**Goal:** Both the line containing "Extract all readable text from this page." and the last line of the listing are included: write out exactly the lines from one to the other.

**Records shown:**
..........

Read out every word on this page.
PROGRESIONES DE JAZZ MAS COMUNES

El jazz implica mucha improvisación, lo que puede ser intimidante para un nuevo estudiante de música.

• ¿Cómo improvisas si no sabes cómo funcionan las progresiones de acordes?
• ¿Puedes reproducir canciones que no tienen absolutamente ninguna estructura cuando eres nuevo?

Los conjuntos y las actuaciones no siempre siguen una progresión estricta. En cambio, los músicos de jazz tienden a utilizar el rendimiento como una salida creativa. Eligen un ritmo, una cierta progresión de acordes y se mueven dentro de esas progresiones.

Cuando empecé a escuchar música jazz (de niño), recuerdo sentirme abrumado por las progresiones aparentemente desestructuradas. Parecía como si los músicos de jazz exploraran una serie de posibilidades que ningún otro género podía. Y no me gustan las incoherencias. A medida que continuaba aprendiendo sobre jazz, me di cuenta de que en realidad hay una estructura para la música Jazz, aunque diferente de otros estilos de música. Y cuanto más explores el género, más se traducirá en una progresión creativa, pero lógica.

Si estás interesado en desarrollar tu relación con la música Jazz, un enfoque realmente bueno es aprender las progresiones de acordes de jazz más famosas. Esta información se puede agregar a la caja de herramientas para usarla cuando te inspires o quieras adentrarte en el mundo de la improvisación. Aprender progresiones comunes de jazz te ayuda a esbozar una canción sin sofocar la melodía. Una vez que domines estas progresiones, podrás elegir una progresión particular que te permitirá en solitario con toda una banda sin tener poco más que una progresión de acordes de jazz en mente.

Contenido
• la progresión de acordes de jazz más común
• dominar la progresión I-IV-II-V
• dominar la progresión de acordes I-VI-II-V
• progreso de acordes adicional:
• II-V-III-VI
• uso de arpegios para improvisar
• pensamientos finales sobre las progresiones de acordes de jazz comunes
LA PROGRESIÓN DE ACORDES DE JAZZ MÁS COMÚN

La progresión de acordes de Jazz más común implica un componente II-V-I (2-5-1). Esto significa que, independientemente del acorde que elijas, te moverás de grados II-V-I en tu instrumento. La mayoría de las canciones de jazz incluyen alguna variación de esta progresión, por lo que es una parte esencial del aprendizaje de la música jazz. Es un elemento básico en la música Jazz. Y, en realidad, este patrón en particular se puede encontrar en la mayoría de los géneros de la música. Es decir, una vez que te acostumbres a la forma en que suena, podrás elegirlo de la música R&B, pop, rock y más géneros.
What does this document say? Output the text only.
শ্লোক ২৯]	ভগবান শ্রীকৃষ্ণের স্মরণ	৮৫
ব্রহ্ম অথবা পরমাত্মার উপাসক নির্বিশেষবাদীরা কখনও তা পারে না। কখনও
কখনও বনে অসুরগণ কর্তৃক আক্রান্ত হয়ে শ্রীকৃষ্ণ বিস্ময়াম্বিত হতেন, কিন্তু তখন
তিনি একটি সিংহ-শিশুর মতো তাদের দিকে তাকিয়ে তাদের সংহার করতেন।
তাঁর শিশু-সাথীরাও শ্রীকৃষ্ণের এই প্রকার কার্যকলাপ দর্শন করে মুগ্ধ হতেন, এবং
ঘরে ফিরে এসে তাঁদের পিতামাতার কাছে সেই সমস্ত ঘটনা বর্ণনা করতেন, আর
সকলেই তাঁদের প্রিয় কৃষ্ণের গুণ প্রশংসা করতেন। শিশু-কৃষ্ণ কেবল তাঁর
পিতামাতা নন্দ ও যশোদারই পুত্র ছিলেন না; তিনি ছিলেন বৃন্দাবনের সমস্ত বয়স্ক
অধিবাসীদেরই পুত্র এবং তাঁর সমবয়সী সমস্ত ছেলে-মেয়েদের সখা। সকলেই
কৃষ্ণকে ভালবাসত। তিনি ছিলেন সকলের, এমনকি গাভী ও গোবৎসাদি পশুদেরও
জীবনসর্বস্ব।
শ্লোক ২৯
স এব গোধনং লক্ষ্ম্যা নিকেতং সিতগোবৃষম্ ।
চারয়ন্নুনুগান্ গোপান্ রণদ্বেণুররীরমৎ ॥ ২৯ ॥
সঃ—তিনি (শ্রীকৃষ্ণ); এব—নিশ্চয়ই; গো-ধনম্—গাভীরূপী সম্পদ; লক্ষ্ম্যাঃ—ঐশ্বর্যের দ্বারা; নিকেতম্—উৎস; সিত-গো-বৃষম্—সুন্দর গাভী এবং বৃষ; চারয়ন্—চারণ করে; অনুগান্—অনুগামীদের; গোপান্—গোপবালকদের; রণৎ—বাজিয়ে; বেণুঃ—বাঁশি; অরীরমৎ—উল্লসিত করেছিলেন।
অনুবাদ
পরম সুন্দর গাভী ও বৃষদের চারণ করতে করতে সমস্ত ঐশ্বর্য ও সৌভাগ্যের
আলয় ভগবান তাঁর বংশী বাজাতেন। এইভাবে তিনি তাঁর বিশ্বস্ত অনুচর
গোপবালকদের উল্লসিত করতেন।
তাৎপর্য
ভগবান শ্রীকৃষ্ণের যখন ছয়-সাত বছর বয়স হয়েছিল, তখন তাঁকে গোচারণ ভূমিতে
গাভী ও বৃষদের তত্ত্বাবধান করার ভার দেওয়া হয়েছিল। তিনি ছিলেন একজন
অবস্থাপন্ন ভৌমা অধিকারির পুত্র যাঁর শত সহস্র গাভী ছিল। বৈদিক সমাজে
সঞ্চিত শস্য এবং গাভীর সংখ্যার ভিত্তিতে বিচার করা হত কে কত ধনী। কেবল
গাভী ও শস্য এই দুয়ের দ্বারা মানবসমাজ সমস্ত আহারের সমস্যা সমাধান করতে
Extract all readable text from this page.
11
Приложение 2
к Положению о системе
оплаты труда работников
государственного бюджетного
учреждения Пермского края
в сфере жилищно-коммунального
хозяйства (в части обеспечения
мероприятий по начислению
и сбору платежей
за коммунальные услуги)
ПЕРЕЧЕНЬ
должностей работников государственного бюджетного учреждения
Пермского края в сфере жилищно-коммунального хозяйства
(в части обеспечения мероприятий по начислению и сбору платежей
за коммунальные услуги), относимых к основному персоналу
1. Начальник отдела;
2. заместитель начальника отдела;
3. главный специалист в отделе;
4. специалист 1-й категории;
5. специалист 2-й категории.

..........

**Written solution:**
Extract all readable text from this page.
11
Приложение 2
к Положению о системе
оплаты труда работников
государственного бюджетного
учреждения Пермского края
в сфере жилищно-коммунального
хозяйства (в части обеспечения
мероприятий по начислению
и сбору платежей
за коммунальные услуги)
ПЕРЕЧЕНЬ
должностей работников государственного бюджетного учреждения
Пермского края в сфере жилищно-коммунального хозяйства
(в части обеспечения мероприятий по начислению и сбору платежей
за коммунальные услуги), относимых к основному персоналу
1. Начальник отдела;
2. заместитель начальника отдела;
3. главный специалист в отделе;
4. специалист 1-й категории;
5. специалист 2-й категории.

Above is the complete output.